WHAT TO DO: Which people does the courtroom account below mention by name? List every one.
═════ EXCERPTED PASSAGE ═════
Today, two hearings are scheduled on Trump’s “Motion for Relief Relating to the Mar-a-Lago Raid and Unlawful Piercing of Attorney-Client Privilege.” The first session—on Trump’s effort to suppress the notes of his former attorney, Evan Corcoran—is closed to the public and the press. The second session—on Trump’s challenges to the validity of the warrant that authorized the August 2022 search at Mar-a-Lago—is set to commence later this afternoon.

All of which is why, as the first hearing kicks off in Judge Cannon’s air-conditioned courtroom, the journalists are standing outside the courthouse, baking under the Florida sun.

By 1:00 p.m., the journalists—some of us still glistening with sweat—have rejoined the parties in Judge Cannon’s courtroom for the public portion of today’s proceedings. The judge, seated behind the bench, announces that she will now hear arguments on the remaining aspects of Trump’s motion.

Those “remaining aspects” on the agenda relate to Trump’s effort to suppress evidence or dismiss his charges based on alleged defects in the warrant application or the warrant itself. With respect to the latter, Trump claims that language contained in the warrant does not satisfy the Fourth Amendment’s requirement that it describe with particularity the place to be searched and the items to be seized. With respect to the former, Trump’s motion argues that an affidavit filed in support of the warrant application contains omissions or misrepresentations that could have affected the magistrate judge’s probable cause determination. To substantiate those claims, the motion requests a “Franks hearing”—that is, an evidentiary hearing during which Trump’s defense counsel could question law enforcement witnesses or present evidence to support the contention that the warrant should not have been issued.
═════ DATASET EXCERPT ═════
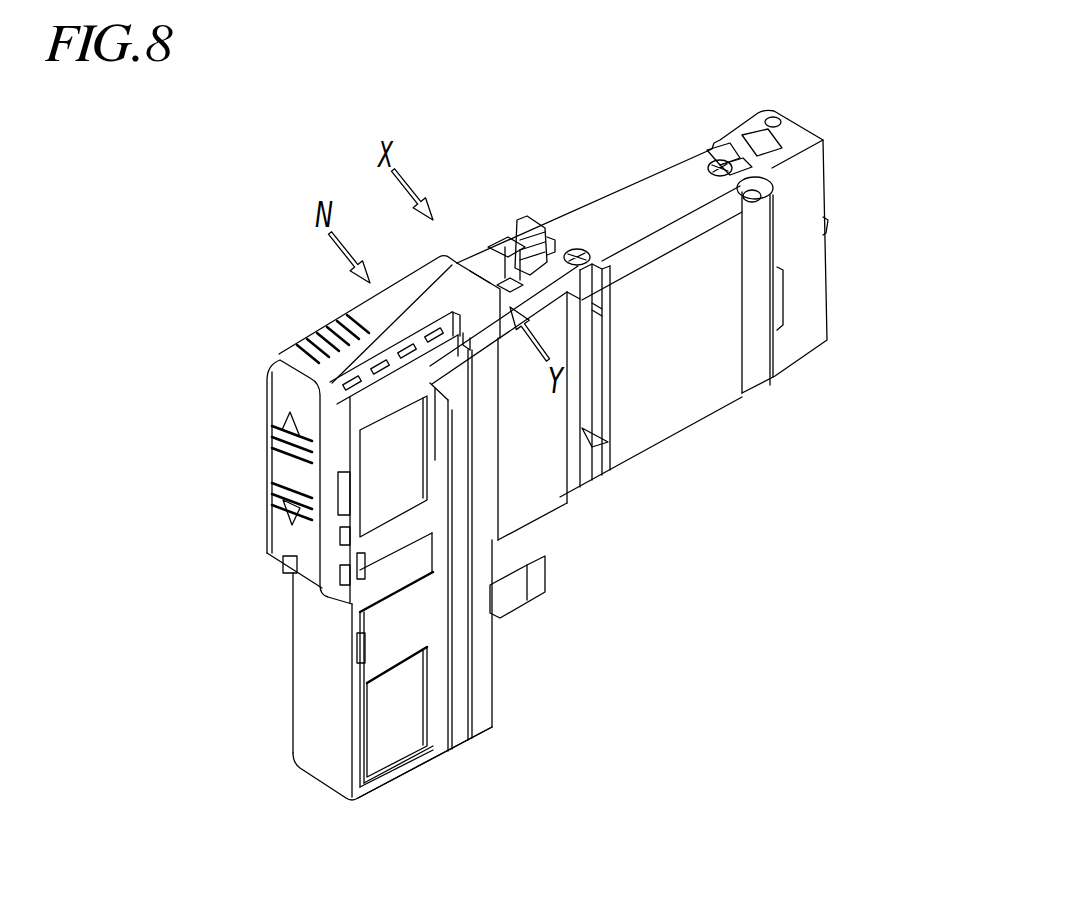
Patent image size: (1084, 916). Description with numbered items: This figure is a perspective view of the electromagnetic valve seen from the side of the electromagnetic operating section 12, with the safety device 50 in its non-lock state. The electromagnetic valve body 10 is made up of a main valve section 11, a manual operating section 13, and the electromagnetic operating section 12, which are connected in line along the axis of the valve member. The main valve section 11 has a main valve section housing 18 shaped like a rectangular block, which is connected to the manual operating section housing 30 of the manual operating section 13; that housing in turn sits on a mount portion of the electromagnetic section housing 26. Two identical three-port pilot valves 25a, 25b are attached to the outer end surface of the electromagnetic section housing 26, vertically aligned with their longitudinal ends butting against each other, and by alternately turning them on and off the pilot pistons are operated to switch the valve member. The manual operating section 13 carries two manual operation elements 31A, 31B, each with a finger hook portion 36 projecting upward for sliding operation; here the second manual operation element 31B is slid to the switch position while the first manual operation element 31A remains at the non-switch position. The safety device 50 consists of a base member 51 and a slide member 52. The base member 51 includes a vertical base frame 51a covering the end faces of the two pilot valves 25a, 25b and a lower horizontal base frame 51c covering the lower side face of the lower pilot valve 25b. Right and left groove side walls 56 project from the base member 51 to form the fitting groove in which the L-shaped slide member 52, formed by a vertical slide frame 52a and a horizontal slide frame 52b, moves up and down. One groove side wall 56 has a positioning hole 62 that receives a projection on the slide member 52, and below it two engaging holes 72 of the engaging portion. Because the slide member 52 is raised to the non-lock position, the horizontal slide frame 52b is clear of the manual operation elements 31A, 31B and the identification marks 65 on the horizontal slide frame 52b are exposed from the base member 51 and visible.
═════
OUTPUT FOR THIS TASK:
- Trump
- Evan Corcoran
- Judge Cannon